Dataset records:

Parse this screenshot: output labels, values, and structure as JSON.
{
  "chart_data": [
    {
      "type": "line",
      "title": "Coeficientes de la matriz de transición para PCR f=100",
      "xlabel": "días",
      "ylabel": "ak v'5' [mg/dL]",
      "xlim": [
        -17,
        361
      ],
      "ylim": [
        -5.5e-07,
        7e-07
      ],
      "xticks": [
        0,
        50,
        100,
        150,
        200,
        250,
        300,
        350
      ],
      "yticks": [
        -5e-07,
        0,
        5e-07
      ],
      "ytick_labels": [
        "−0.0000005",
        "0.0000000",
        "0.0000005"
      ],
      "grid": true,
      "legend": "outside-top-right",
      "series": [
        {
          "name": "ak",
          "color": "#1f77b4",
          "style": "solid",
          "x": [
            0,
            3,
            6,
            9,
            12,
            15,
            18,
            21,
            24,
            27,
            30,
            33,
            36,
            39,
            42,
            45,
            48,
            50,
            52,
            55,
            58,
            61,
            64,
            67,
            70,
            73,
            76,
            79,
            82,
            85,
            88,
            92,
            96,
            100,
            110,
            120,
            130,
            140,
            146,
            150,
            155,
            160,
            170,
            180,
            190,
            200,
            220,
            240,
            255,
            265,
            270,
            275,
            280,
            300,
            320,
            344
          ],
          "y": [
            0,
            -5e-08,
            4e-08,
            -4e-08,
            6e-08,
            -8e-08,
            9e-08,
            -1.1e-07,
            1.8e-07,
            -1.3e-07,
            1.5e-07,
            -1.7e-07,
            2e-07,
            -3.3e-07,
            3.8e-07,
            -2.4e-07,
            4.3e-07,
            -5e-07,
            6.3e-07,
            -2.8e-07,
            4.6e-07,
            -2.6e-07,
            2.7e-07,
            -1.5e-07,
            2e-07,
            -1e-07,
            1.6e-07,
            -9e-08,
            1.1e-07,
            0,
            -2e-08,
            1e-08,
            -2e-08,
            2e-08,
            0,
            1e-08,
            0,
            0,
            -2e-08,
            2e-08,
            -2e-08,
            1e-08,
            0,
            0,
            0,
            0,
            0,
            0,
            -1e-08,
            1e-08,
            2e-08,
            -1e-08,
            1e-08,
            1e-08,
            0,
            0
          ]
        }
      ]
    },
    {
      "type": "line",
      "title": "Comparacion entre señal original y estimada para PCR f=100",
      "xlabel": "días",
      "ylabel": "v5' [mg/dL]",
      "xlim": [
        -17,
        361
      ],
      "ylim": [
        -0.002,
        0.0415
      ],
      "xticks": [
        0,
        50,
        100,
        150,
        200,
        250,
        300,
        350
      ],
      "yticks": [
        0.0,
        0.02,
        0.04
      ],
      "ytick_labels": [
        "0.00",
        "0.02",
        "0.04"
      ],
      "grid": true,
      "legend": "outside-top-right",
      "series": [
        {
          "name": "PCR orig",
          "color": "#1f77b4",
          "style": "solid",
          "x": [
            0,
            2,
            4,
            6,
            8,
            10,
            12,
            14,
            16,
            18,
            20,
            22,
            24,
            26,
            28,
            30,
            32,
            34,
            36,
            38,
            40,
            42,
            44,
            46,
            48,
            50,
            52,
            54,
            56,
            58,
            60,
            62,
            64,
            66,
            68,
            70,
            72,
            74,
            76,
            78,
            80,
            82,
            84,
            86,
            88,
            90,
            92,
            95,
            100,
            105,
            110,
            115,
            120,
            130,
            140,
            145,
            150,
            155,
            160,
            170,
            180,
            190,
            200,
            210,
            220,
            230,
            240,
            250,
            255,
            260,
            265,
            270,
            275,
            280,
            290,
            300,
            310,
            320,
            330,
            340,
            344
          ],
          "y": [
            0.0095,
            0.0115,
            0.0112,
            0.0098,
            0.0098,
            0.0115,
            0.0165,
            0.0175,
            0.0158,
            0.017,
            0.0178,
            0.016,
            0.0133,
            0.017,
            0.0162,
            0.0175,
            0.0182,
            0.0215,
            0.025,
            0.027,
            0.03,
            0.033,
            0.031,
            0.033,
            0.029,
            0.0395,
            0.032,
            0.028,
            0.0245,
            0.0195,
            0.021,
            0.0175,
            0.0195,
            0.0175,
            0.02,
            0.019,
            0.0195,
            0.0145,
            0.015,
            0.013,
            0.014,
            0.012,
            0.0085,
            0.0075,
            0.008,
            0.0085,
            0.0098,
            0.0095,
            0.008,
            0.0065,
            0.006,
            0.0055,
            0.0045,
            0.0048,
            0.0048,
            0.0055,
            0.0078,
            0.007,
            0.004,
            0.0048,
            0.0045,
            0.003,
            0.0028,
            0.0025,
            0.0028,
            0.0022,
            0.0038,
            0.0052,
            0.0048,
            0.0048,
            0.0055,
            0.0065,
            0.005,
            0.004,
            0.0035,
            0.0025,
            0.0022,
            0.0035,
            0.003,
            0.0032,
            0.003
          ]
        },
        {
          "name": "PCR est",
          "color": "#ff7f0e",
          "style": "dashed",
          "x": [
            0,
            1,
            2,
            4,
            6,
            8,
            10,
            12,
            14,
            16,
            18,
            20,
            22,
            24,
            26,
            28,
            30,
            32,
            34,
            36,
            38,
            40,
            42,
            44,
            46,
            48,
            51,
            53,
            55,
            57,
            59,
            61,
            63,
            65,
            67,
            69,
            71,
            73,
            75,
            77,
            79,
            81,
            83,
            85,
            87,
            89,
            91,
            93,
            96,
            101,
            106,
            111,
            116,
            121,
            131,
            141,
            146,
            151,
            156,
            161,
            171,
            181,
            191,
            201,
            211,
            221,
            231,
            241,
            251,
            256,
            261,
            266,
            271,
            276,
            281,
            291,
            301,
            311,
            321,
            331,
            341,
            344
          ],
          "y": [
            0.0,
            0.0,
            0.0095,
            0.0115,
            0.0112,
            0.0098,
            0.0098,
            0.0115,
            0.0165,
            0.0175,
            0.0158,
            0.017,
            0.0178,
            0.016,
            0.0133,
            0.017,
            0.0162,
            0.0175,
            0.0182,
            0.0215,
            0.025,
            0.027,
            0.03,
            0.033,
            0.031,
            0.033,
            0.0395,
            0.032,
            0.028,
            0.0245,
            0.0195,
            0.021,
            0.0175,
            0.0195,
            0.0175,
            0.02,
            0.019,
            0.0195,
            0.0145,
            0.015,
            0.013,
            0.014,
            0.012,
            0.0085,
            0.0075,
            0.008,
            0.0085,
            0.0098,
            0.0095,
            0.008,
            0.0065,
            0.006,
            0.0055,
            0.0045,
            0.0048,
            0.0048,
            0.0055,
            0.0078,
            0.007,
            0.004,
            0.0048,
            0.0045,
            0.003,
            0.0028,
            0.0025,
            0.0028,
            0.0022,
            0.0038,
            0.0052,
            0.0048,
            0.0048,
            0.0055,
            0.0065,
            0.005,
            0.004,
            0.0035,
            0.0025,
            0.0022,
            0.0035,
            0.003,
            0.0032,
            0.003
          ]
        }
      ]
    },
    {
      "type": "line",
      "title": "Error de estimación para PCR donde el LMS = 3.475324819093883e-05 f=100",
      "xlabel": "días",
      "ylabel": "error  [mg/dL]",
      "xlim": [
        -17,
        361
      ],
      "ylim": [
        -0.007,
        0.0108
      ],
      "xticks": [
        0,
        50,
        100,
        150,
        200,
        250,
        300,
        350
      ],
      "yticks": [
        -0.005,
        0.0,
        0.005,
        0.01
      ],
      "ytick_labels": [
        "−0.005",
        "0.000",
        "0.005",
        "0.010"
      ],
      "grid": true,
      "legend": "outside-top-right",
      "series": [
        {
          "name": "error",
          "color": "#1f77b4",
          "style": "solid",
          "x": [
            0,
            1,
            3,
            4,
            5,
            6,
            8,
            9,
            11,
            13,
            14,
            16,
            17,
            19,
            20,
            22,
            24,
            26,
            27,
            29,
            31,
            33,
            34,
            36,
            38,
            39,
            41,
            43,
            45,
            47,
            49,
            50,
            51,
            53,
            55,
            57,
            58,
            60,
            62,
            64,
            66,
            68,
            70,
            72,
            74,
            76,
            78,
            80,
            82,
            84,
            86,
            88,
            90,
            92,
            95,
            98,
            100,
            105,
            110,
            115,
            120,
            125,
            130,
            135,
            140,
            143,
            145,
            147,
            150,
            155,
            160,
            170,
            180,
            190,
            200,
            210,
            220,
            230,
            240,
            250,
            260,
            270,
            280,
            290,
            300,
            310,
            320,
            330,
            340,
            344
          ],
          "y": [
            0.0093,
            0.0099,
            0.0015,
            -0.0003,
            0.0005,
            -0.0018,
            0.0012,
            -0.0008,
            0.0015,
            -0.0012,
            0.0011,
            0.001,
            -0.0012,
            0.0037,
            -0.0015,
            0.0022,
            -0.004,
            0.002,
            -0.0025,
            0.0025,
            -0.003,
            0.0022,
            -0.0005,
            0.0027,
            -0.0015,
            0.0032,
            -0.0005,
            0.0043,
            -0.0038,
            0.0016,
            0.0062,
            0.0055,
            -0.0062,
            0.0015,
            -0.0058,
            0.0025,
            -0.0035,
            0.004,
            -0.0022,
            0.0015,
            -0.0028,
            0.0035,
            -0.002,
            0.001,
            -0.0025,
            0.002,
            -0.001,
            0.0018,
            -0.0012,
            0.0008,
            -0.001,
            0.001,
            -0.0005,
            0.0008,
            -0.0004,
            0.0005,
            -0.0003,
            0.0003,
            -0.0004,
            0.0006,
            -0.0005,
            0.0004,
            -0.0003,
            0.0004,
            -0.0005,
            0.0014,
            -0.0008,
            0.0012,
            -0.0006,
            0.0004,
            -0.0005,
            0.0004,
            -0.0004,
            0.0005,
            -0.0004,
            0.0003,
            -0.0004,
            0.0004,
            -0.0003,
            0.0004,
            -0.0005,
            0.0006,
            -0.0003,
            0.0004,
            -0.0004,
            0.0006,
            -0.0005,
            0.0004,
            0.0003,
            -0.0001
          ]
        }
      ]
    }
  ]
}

WRITTEN PROBLEM: Search the entries for the word "ylabel" and copy every line that has it.

THE COMPLETED TASK:
      "ylabel": "ak v'5' [mg/dL]",
      "ylabel": "v5' [mg/dL]",
      "ylabel": "error  [mg/dL]",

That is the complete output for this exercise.